▶ [What the task asks]:
In the lines below, find the one that contains "Transcribe this image's" and write it out exactly, along with every line that follows it.

(Dataset rows about figures)

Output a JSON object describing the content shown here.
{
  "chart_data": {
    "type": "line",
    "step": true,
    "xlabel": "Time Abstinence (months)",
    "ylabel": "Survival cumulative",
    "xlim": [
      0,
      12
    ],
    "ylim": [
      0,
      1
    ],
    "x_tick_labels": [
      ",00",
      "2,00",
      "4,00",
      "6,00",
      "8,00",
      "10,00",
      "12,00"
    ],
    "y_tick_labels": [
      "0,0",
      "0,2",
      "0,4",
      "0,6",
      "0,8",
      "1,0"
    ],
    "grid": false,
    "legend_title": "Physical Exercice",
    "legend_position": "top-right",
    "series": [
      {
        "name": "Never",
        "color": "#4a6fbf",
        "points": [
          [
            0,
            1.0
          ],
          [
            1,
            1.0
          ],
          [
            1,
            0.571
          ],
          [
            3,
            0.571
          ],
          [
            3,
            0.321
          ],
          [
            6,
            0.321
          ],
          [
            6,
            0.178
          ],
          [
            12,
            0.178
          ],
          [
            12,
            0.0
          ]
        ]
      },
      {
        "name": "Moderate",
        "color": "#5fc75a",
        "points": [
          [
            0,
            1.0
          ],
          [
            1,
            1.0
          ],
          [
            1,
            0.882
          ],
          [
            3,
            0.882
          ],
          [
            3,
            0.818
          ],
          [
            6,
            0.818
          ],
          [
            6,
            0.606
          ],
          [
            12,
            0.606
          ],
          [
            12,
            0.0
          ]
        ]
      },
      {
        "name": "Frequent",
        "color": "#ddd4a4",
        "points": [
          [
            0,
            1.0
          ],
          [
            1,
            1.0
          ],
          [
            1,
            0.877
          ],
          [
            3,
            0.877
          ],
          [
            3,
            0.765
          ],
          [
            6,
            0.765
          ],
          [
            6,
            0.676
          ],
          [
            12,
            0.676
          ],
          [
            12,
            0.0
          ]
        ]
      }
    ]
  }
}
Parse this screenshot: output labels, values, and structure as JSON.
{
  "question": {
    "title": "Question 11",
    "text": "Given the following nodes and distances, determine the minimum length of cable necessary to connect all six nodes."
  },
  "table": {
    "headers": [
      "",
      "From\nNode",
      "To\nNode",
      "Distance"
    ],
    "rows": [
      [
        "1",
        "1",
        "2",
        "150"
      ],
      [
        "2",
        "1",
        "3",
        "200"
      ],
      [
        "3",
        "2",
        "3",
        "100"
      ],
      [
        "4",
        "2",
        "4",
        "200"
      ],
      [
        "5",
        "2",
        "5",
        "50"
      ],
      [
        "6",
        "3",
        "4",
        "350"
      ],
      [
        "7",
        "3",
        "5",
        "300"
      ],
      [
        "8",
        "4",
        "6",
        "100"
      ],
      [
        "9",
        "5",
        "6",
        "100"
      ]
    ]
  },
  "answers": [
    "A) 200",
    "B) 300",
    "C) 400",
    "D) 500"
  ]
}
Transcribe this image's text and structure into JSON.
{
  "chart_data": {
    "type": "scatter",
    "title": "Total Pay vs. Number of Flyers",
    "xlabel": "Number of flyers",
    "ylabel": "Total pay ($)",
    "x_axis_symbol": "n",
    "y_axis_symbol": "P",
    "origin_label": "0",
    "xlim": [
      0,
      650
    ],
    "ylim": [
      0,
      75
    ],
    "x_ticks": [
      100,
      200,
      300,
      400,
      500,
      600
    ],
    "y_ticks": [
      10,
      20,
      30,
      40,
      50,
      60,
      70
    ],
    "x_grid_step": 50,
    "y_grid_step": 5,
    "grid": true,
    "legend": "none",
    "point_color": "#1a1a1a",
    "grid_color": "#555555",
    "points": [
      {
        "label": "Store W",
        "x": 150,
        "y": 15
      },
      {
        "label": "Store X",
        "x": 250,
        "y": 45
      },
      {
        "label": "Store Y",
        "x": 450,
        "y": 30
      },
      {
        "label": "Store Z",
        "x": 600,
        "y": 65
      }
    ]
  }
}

▶ [Result of this task]:
Transcribe this image's text and structure into JSON.
{
  "chart_data": {
    "type": "scatter",
    "title": "Total Pay vs. Number of Flyers",
    "xlabel": "Number of flyers",
    "ylabel": "Total pay ($)",
    "x_axis_symbol": "n",
    "y_axis_symbol": "P",
    "origin_label": "0",
    "xlim": [
      0,
      650
    ],
    "ylim": [
      0,
      75
    ],
    "x_ticks": [
      100,
      200,
      300,
      400,
      500,
      600
    ],
    "y_ticks": [
      10,
      20,
      30,
      40,
      50,
      60,
      70
    ],
    "x_grid_step": 50,
    "y_grid_step": 5,
    "grid": true,
    "legend": "none",
    "point_color": "#1a1a1a",
    "grid_color": "#555555",
    "points": [
      {
        "label": "Store W",
        "x": 150,
        "y": 15
      },
      {
        "label": "Store X",
        "x": 250,
        "y": 45
      },
      {
        "label": "Store Y",
        "x": 450,
        "y": 30
      },
      {
        "label": "Store Z",
        "x": 600,
        "y": 65
      }
    ]
  }
}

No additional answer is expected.